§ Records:

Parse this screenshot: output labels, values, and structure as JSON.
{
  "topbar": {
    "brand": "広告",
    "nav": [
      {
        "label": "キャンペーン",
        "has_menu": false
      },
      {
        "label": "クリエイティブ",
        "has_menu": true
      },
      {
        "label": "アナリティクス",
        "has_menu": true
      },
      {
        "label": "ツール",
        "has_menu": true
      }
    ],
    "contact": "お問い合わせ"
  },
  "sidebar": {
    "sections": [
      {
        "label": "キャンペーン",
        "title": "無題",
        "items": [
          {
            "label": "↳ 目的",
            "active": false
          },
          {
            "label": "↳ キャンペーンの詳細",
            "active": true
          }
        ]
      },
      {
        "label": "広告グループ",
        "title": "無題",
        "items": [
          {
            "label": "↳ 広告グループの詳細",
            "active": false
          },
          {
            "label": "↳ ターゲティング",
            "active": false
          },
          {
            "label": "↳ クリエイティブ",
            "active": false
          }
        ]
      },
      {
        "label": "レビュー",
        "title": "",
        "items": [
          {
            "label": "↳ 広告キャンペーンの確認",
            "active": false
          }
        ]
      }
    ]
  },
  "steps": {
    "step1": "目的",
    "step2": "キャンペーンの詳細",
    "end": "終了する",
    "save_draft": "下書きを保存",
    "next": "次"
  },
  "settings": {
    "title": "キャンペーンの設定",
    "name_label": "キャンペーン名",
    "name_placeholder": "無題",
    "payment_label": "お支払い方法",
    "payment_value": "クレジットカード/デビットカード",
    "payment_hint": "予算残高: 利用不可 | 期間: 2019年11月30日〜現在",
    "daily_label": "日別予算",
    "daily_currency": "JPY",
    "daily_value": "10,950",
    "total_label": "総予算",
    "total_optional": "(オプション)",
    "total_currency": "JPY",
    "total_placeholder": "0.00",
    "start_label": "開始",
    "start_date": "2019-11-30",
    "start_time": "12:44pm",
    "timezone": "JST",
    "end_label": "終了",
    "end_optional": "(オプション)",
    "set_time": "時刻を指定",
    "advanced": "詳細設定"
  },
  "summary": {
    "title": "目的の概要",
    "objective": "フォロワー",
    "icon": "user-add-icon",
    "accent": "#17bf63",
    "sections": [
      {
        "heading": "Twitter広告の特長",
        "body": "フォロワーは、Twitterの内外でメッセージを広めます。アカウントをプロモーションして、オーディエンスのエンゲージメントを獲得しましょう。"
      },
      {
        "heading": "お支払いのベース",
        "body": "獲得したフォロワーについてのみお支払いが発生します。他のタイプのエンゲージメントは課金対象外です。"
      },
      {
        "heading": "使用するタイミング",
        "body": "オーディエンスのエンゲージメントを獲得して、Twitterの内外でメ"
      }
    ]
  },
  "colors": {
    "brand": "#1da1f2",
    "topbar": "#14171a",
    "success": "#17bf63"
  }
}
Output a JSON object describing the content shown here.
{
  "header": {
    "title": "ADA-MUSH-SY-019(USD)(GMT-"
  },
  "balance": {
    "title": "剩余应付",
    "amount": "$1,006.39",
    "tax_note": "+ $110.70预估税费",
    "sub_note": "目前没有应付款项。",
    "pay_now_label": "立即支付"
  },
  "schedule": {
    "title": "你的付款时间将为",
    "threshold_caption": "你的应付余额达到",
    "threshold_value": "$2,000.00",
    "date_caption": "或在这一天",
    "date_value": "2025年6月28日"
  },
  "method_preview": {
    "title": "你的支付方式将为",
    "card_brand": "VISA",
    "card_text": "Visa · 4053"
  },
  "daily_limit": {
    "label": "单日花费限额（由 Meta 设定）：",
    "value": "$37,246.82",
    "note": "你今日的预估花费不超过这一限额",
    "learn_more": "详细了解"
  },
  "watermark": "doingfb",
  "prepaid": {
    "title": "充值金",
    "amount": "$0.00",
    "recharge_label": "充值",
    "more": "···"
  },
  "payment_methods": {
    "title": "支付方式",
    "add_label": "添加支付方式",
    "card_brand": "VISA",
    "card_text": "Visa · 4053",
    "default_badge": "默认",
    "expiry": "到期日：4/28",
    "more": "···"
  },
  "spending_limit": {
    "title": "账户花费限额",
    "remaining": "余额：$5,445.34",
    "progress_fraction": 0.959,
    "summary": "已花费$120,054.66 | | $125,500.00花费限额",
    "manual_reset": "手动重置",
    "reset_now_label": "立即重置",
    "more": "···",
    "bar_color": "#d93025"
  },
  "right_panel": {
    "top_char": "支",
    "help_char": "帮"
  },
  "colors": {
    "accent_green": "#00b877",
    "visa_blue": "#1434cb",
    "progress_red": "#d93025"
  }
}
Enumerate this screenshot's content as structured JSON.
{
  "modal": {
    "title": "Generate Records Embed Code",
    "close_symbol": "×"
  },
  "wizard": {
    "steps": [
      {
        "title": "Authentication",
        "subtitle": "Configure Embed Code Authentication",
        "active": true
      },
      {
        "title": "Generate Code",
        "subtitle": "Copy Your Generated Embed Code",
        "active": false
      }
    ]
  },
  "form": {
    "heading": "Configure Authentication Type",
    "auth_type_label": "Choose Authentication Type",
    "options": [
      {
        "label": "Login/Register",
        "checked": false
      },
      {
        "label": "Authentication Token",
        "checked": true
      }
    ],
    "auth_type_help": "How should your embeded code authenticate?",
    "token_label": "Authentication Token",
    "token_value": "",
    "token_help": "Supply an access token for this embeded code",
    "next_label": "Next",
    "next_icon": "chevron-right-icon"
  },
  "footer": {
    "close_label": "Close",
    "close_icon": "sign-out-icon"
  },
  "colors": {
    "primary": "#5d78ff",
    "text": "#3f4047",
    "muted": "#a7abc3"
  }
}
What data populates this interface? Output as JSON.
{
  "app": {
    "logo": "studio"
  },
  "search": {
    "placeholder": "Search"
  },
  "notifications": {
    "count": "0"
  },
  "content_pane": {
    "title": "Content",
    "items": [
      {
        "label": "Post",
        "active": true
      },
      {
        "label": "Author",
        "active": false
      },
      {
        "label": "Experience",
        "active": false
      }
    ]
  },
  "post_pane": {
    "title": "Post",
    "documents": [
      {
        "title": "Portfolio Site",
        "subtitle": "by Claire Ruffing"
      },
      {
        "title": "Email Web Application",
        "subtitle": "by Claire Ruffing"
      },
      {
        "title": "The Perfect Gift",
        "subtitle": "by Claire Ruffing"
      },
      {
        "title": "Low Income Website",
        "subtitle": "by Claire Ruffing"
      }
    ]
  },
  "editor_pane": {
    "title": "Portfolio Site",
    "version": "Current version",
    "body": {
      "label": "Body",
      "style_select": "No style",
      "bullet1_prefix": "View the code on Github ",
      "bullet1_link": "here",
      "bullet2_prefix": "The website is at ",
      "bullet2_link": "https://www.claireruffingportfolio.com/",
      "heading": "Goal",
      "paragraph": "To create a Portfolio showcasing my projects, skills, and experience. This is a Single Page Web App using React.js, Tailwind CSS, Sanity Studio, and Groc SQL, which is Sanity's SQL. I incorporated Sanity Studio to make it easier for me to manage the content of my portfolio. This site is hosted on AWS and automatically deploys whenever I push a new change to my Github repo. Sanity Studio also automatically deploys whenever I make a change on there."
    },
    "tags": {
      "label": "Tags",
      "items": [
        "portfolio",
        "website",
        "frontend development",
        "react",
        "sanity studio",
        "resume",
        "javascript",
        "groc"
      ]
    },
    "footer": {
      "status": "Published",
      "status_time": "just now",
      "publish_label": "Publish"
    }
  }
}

§ What you need to do: All of the lines above need to be given again exactly.

§ Final result:
Parse this screenshot: output labels, values, and structure as JSON.
{
  "topbar": {
    "brand": "広告",
    "nav": [
      {
        "label": "キャンペーン",
        "has_menu": false
      },
      {
        "label": "クリエイティブ",
        "has_menu": true
      },
      {
        "label": "アナリティクス",
        "has_menu": true
      },
      {
        "label": "ツール",
        "has_menu": true
      }
    ],
    "contact": "お問い合わせ"
  },
  "sidebar": {
    "sections": [
      {
        "label": "キャンペーン",
        "title": "無題",
        "items": [
          {
            "label": "↳ 目的",
            "active": false
          },
          {
            "label": "↳ キャンペーンの詳細",
            "active": true
          }
        ]
      },
      {
        "label": "広告グループ",
        "title": "無題",
        "items": [
          {
            "label": "↳ 広告グループの詳細",
            "active": false
          },
          {
            "label": "↳ ターゲティング",
            "active": false
          },
          {
            "label": "↳ クリエイティブ",
            "active": false
          }
        ]
      },
      {
        "label": "レビュー",
        "title": "",
        "items": [
          {
            "label": "↳ 広告キャンペーンの確認",
            "active": false
          }
        ]
      }
    ]
  },
  "steps": {
    "step1": "目的",
    "step2": "キャンペーンの詳細",
    "end": "終了する",
    "save_draft": "下書きを保存",
    "next": "次"
  },
  "settings": {
    "title": "キャンペーンの設定",
    "name_label": "キャンペーン名",
    "name_placeholder": "無題",
    "payment_label": "お支払い方法",
    "payment_value": "クレジットカード/デビットカード",
    "payment_hint": "予算残高: 利用不可 | 期間: 2019年11月30日〜現在",
    "daily_label": "日別予算",
    "daily_currency": "JPY",
    "daily_value": "10,950",
    "total_label": "総予算",
    "total_optional": "(オプション)",
    "total_currency": "JPY",
    "total_placeholder": "0.00",
    "start_label": "開始",
    "start_date": "2019-11-30",
    "start_time": "12:44pm",
    "timezone": "JST",
    "end_label": "終了",
    "end_optional": "(オプション)",
    "set_time": "時刻を指定",
    "advanced": "詳細設定"
  },
  "summary": {
    "title": "目的の概要",
    "objective": "フォロワー",
    "icon": "user-add-icon",
    "accent": "#17bf63",
    "sections": [
      {
        "heading": "Twitter広告の特長",
        "body": "フォロワーは、Twitterの内外でメッセージを広めます。アカウントをプロモーションして、オーディエンスのエンゲージメントを獲得しましょう。"
      },
      {
        "heading": "お支払いのベース",
        "body": "獲得したフォロワーについてのみお支払いが発生します。他のタイプのエンゲージメントは課金対象外です。"
      },
      {
        "heading": "使用するタイミング",
        "body": "オーディエンスのエンゲージメントを獲得して、Twitterの内外でメ"
      }
    ]
  },
  "colors": {
    "brand": "#1da1f2",
    "topbar": "#14171a",
    "success": "#17bf63"
  }
}
Output a JSON object describing the content shown here.
{
  "header": {
    "title": "ADA-MUSH-SY-019(USD)(GMT-"
  },
  "balance": {
    "title": "剩余应付",
    "amount": "$1,006.39",
    "tax_note": "+ $110.70预估税费",
    "sub_note": "目前没有应付款项。",
    "pay_now_label": "立即支付"
  },
  "schedule": {
    "title": "你的付款时间将为",
    "threshold_caption": "你的应付余额达到",
    "threshold_value": "$2,000.00",
    "date_caption": "或在这一天",
    "date_value": "2025年6月28日"
  },
  "method_preview": {
    "title": "你的支付方式将为",
    "card_brand": "VISA",
    "card_text": "Visa · 4053"
  },
  "daily_limit": {
    "label": "单日花费限额（由 Meta 设定）：",
    "value": "$37,246.82",
    "note": "你今日的预估花费不超过这一限额",
    "learn_more": "详细了解"
  },
  "watermark": "doingfb",
  "prepaid": {
    "title": "充值金",
    "amount": "$0.00",
    "recharge_label": "充值",
    "more": "···"
  },
  "payment_methods": {
    "title": "支付方式",
    "add_label": "添加支付方式",
    "card_brand": "VISA",
    "card_text": "Visa · 4053",
    "default_badge": "默认",
    "expiry": "到期日：4/28",
    "more": "···"
  },
  "spending_limit": {
    "title": "账户花费限额",
    "remaining": "余额：$5,445.34",
    "progress_fraction": 0.959,
    "summary": "已花费$120,054.66 | | $125,500.00花费限额",
    "manual_reset": "手动重置",
    "reset_now_label": "立即重置",
    "more": "···",
    "bar_color": "#d93025"
  },
  "right_panel": {
    "top_char": "支",
    "help_char": "帮"
  },
  "colors": {
    "accent_green": "#00b877",
    "visa_blue": "#1434cb",
    "progress_red": "#d93025"
  }
}
Enumerate this screenshot's content as structured JSON.
{
  "modal": {
    "title": "Generate Records Embed Code",
    "close_symbol": "×"
  },
  "wizard": {
    "steps": [
      {
        "title": "Authentication",
        "subtitle": "Configure Embed Code Authentication",
        "active": true
      },
      {
        "title": "Generate Code",
        "subtitle": "Copy Your Generated Embed Code",
        "active": false
      }
    ]
  },
  "form": {
    "heading": "Configure Authentication Type",
    "auth_type_label": "Choose Authentication Type",
    "options": [
      {
        "label": "Login/Register",
        "checked": false
      },
      {
        "label": "Authentication Token",
        "checked": true
      }
    ],
    "auth_type_help": "How should your embeded code authenticate?",
    "token_label": "Authentication Token",
    "token_value": "",
    "token_help": "Supply an access token for this embeded code",
    "next_label": "Next",
    "next_icon": "chevron-right-icon"
  },
  "footer": {
    "close_label": "Close",
    "close_icon": "sign-out-icon"
  },
  "colors": {
    "primary": "#5d78ff",
    "text": "#3f4047",
    "muted": "#a7abc3"
  }
}
What data populates this interface? Output as JSON.
{
  "app": {
    "logo": "studio"
  },
  "search": {
    "placeholder": "Search"
  },
  "notifications": {
    "count": "0"
  },
  "content_pane": {
    "title": "Content",
    "items": [
      {
        "label": "Post",
        "active": true
      },
      {
        "label": "Author",
        "active": false
      },
      {
        "label": "Experience",
        "active": false
      }
    ]
  },
  "post_pane": {
    "title": "Post",
    "documents": [
      {
        "title": "Portfolio Site",
        "subtitle": "by Claire Ruffing"
      },
      {
        "title": "Email Web Application",
        "subtitle": "by Claire Ruffing"
      },
      {
        "title": "The Perfect Gift",
        "subtitle": "by Claire Ruffing"
      },
      {
        "title": "Low Income Website",
        "subtitle": "by Claire Ruffing"
      }
    ]
  },
  "editor_pane": {
    "title": "Portfolio Site",
    "version": "Current version",
    "body": {
      "label": "Body",
      "style_select": "No style",
      "bullet1_prefix": "View the code on Github ",
      "bullet1_link": "here",
      "bullet2_prefix": "The website is at ",
      "bullet2_link": "https://www.claireruffingportfolio.com/",
      "heading": "Goal",
      "paragraph": "To create a Portfolio showcasing my projects, skills, and experience. This is a Single Page Web App using React.js, Tailwind CSS, Sanity Studio, and Groc SQL, which is Sanity's SQL. I incorporated Sanity Studio to make it easier for me to manage the content of my portfolio. This site is hosted on AWS and automatically deploys whenever I push a new change to my Github repo. Sanity Studio also automatically deploys whenever I make a change on there."
    },
    "tags": {
      "label": "Tags",
      "items": [
        "portfolio",
        "website",
        "frontend development",
        "react",
        "sanity studio",
        "resume",
        "javascript",
        "groc"
      ]
    },
    "footer": {
      "status": "Published",
      "status_time": "just now",
      "publish_label": "Publish"
    }
  }
}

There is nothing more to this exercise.